Work instructions: Gather all lines in the entries below that include the word "content".

* * *

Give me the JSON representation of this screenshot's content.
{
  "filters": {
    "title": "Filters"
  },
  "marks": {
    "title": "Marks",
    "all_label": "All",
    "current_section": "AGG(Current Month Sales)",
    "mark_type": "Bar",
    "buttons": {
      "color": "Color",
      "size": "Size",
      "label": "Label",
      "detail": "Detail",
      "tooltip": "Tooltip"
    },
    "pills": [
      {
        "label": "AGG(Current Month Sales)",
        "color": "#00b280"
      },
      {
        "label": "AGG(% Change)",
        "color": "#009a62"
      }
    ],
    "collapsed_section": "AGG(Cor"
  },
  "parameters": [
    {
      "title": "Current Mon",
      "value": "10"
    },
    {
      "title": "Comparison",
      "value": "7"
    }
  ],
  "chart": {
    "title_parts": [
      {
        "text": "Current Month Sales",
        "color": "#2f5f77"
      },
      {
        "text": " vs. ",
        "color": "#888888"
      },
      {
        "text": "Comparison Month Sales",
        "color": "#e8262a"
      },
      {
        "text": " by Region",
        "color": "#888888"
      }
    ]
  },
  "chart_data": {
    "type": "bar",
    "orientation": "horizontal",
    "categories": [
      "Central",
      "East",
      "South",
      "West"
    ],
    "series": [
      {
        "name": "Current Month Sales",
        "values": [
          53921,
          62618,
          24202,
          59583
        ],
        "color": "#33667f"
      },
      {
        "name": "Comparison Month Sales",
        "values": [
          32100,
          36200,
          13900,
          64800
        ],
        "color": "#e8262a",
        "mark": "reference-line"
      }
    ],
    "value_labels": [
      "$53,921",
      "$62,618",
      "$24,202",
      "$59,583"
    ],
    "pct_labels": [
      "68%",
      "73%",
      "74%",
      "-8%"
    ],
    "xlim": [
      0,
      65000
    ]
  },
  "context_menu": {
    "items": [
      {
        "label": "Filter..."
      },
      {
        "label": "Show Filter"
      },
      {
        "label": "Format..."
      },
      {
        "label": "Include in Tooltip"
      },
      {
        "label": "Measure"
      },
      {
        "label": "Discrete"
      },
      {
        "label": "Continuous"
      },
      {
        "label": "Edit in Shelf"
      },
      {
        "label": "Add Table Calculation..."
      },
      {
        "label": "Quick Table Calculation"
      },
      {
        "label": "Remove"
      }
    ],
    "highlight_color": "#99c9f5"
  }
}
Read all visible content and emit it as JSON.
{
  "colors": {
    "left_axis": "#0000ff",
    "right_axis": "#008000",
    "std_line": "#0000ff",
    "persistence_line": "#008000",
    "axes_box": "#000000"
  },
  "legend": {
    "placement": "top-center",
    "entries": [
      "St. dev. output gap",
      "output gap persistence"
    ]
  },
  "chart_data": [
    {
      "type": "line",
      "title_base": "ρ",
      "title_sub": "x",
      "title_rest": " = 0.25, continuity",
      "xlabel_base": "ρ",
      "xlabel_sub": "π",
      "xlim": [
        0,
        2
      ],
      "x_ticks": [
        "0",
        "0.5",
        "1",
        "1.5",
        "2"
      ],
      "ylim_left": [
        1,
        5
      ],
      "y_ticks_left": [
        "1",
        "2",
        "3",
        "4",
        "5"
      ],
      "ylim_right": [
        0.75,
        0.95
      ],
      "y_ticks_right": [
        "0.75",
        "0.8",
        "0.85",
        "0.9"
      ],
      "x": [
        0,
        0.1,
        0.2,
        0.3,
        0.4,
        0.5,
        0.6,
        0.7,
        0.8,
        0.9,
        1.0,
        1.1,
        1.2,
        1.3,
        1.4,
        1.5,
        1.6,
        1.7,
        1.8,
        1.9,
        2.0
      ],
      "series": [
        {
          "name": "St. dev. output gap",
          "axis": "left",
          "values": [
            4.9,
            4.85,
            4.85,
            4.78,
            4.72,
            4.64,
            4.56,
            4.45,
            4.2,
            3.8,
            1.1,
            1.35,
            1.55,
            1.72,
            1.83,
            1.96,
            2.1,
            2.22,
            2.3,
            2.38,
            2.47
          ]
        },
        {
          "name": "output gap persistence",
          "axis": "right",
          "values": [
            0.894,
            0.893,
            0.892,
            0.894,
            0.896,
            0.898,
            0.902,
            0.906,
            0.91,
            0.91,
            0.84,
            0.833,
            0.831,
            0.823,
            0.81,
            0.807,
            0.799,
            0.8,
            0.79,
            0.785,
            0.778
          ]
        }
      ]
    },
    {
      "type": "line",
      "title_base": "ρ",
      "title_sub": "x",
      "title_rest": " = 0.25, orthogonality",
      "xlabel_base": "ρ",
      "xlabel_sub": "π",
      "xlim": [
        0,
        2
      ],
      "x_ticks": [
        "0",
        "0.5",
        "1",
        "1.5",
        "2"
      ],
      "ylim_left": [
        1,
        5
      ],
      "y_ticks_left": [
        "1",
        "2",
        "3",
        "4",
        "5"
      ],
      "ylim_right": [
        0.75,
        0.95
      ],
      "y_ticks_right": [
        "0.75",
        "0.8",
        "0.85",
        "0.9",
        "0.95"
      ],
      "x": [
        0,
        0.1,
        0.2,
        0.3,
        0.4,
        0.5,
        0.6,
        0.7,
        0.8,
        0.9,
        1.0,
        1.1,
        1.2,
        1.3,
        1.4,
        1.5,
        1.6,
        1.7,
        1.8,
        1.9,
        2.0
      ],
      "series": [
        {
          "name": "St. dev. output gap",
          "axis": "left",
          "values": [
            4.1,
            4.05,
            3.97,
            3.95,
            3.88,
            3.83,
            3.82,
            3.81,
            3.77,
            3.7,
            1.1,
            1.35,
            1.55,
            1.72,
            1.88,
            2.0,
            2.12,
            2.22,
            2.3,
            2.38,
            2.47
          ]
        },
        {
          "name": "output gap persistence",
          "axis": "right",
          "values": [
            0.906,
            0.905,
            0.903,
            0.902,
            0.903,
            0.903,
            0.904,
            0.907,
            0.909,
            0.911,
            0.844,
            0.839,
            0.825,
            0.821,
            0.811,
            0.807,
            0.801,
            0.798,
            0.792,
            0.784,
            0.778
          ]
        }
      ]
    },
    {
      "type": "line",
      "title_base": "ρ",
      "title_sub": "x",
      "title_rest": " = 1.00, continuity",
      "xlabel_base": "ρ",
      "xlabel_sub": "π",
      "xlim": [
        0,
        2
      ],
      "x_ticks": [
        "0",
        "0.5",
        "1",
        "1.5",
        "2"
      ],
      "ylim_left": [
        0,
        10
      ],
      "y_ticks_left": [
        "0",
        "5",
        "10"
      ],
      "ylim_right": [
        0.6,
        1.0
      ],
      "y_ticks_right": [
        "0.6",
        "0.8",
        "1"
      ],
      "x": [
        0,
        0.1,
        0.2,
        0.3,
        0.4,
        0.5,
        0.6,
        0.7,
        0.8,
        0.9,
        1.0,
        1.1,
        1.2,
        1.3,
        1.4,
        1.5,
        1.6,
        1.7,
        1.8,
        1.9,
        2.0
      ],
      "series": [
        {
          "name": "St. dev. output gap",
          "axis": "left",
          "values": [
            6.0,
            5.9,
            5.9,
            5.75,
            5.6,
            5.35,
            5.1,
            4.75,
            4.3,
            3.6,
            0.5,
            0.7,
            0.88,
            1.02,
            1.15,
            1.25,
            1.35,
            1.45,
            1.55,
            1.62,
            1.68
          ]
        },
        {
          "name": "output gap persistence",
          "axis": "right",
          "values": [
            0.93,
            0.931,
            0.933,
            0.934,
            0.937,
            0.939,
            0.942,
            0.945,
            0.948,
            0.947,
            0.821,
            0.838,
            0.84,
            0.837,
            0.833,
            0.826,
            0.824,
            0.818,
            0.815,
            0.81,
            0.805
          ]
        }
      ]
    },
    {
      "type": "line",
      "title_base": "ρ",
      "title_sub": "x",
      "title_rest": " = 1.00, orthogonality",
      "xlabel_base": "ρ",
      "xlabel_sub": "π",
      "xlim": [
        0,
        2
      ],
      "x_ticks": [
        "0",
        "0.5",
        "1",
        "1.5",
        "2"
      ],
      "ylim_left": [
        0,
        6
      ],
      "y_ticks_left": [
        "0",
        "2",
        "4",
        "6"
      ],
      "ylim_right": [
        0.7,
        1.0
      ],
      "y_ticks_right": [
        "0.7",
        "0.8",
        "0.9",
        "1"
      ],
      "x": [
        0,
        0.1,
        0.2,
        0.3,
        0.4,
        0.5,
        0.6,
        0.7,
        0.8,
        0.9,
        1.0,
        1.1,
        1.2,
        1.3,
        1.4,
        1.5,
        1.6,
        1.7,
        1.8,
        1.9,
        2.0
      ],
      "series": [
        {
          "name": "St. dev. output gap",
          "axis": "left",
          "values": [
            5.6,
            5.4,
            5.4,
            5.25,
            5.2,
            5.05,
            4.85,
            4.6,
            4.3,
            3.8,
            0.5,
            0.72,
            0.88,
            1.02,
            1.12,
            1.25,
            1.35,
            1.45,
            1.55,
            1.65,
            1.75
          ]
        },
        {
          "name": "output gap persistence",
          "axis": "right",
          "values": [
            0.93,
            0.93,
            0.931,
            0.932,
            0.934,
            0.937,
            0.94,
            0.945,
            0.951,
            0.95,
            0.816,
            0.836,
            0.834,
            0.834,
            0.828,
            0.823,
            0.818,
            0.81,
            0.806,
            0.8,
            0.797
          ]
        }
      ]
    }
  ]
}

* * *

Output for this task:
Give me the JSON representation of this screenshot's content.
Read all visible content and emit it as JSON.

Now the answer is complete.